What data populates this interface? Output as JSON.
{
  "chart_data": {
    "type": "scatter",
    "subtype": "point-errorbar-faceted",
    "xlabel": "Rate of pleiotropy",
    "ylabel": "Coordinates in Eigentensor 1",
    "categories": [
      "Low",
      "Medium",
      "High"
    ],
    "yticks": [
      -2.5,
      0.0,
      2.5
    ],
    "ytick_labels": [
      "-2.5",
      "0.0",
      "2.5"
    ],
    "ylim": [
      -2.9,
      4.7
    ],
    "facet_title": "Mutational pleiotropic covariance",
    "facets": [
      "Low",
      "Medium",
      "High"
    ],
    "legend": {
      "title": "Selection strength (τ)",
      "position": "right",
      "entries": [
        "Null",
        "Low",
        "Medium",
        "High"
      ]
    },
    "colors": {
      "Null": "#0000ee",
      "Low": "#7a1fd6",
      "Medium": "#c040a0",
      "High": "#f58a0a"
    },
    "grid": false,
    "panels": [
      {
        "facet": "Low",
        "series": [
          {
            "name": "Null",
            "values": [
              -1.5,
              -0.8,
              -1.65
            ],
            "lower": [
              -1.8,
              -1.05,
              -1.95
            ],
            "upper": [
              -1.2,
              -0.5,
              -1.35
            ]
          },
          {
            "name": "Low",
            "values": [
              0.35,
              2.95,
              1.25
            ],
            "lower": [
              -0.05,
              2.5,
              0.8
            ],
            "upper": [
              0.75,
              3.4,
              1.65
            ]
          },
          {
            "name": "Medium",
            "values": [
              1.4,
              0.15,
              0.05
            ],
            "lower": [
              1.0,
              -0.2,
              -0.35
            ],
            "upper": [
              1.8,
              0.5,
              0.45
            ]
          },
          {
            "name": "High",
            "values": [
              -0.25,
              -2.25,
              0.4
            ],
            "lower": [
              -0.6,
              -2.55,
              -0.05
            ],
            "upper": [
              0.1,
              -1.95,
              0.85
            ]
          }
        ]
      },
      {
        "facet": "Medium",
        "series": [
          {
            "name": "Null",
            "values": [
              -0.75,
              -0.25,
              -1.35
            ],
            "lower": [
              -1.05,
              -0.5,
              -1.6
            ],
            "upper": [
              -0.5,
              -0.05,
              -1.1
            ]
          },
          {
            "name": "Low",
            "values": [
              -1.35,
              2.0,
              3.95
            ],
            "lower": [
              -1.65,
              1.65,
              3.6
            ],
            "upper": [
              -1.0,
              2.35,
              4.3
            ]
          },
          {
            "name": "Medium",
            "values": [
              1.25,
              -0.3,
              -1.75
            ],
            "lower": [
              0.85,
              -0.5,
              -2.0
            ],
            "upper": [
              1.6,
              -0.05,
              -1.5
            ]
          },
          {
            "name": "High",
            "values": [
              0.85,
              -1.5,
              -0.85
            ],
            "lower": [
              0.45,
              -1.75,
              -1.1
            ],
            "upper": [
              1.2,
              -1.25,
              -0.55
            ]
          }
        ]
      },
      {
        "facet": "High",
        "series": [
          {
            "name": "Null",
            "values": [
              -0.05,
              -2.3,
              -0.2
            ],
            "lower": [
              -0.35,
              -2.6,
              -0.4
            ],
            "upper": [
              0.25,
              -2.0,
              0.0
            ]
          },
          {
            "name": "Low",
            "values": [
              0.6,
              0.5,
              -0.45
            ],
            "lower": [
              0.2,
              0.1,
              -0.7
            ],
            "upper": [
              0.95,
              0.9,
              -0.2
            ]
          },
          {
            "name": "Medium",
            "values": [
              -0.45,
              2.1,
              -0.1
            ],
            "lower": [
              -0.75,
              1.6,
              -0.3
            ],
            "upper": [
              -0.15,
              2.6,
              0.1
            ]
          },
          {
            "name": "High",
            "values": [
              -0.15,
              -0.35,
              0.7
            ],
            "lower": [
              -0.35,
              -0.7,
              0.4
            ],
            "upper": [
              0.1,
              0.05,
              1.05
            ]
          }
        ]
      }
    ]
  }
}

_Given request_
All of the entries should be written out again exactly.

_Answer to this task_
What data populates this interface? Output as JSON.
{
  "chart_data": {
    "type": "scatter",
    "subtype": "point-errorbar-faceted",
    "xlabel": "Rate of pleiotropy",
    "ylabel": "Coordinates in Eigentensor 1",
    "categories": [
      "Low",
      "Medium",
      "High"
    ],
    "yticks": [
      -2.5,
      0.0,
      2.5
    ],
    "ytick_labels": [
      "-2.5",
      "0.0",
      "2.5"
    ],
    "ylim": [
      -2.9,
      4.7
    ],
    "facet_title": "Mutational pleiotropic covariance",
    "facets": [
      "Low",
      "Medium",
      "High"
    ],
    "legend": {
      "title": "Selection strength (τ)",
      "position": "right",
      "entries": [
        "Null",
        "Low",
        "Medium",
        "High"
      ]
    },
    "colors": {
      "Null": "#0000ee",
      "Low": "#7a1fd6",
      "Medium": "#c040a0",
      "High": "#f58a0a"
    },
    "grid": false,
    "panels": [
      {
        "facet": "Low",
        "series": [
          {
            "name": "Null",
            "values": [
              -1.5,
              -0.8,
              -1.65
            ],
            "lower": [
              -1.8,
              -1.05,
              -1.95
            ],
            "upper": [
              -1.2,
              -0.5,
              -1.35
            ]
          },
          {
            "name": "Low",
            "values": [
              0.35,
              2.95,
              1.25
            ],
            "lower": [
              -0.05,
              2.5,
              0.8
            ],
            "upper": [
              0.75,
              3.4,
              1.65
            ]
          },
          {
            "name": "Medium",
            "values": [
              1.4,
              0.15,
              0.05
            ],
            "lower": [
              1.0,
              -0.2,
              -0.35
            ],
            "upper": [
              1.8,
              0.5,
              0.45
            ]
          },
          {
            "name": "High",
            "values": [
              -0.25,
              -2.25,
              0.4
            ],
            "lower": [
              -0.6,
              -2.55,
              -0.05
            ],
            "upper": [
              0.1,
              -1.95,
              0.85
            ]
          }
        ]
      },
      {
        "facet": "Medium",
        "series": [
          {
            "name": "Null",
            "values": [
              -0.75,
              -0.25,
              -1.35
            ],
            "lower": [
              -1.05,
              -0.5,
              -1.6
            ],
            "upper": [
              -0.5,
              -0.05,
              -1.1
            ]
          },
          {
            "name": "Low",
            "values": [
              -1.35,
              2.0,
              3.95
            ],
            "lower": [
              -1.65,
              1.65,
              3.6
            ],
            "upper": [
              -1.0,
              2.35,
              4.3
            ]
          },
          {
            "name": "Medium",
            "values": [
              1.25,
              -0.3,
              -1.75
            ],
            "lower": [
              0.85,
              -0.5,
              -2.0
            ],
            "upper": [
              1.6,
              -0.05,
              -1.5
            ]
          },
          {
            "name": "High",
            "values": [
              0.85,
              -1.5,
              -0.85
            ],
            "lower": [
              0.45,
              -1.75,
              -1.1
            ],
            "upper": [
              1.2,
              -1.25,
              -0.55
            ]
          }
        ]
      },
      {
        "facet": "High",
        "series": [
          {
            "name": "Null",
            "values": [
              -0.05,
              -2.3,
              -0.2
            ],
            "lower": [
              -0.35,
              -2.6,
              -0.4
            ],
            "upper": [
              0.25,
              -2.0,
              0.0
            ]
          },
          {
            "name": "Low",
            "values": [
              0.6,
              0.5,
              -0.45
            ],
            "lower": [
              0.2,
              0.1,
              -0.7
            ],
            "upper": [
              0.95,
              0.9,
              -0.2
            ]
          },
          {
            "name": "Medium",
            "values": [
              -0.45,
              2.1,
              -0.1
            ],
            "lower": [
              -0.75,
              1.6,
              -0.3
            ],
            "upper": [
              -0.15,
              2.6,
              0.1
            ]
          },
          {
            "name": "High",
            "values": [
              -0.15,
              -0.35,
              0.7
            ],
            "lower": [
              -0.35,
              -0.7,
              0.4
            ],
            "upper": [
              0.1,
              0.05,
              1.05
            ]
          }
        ]
      }
    ]
  }
}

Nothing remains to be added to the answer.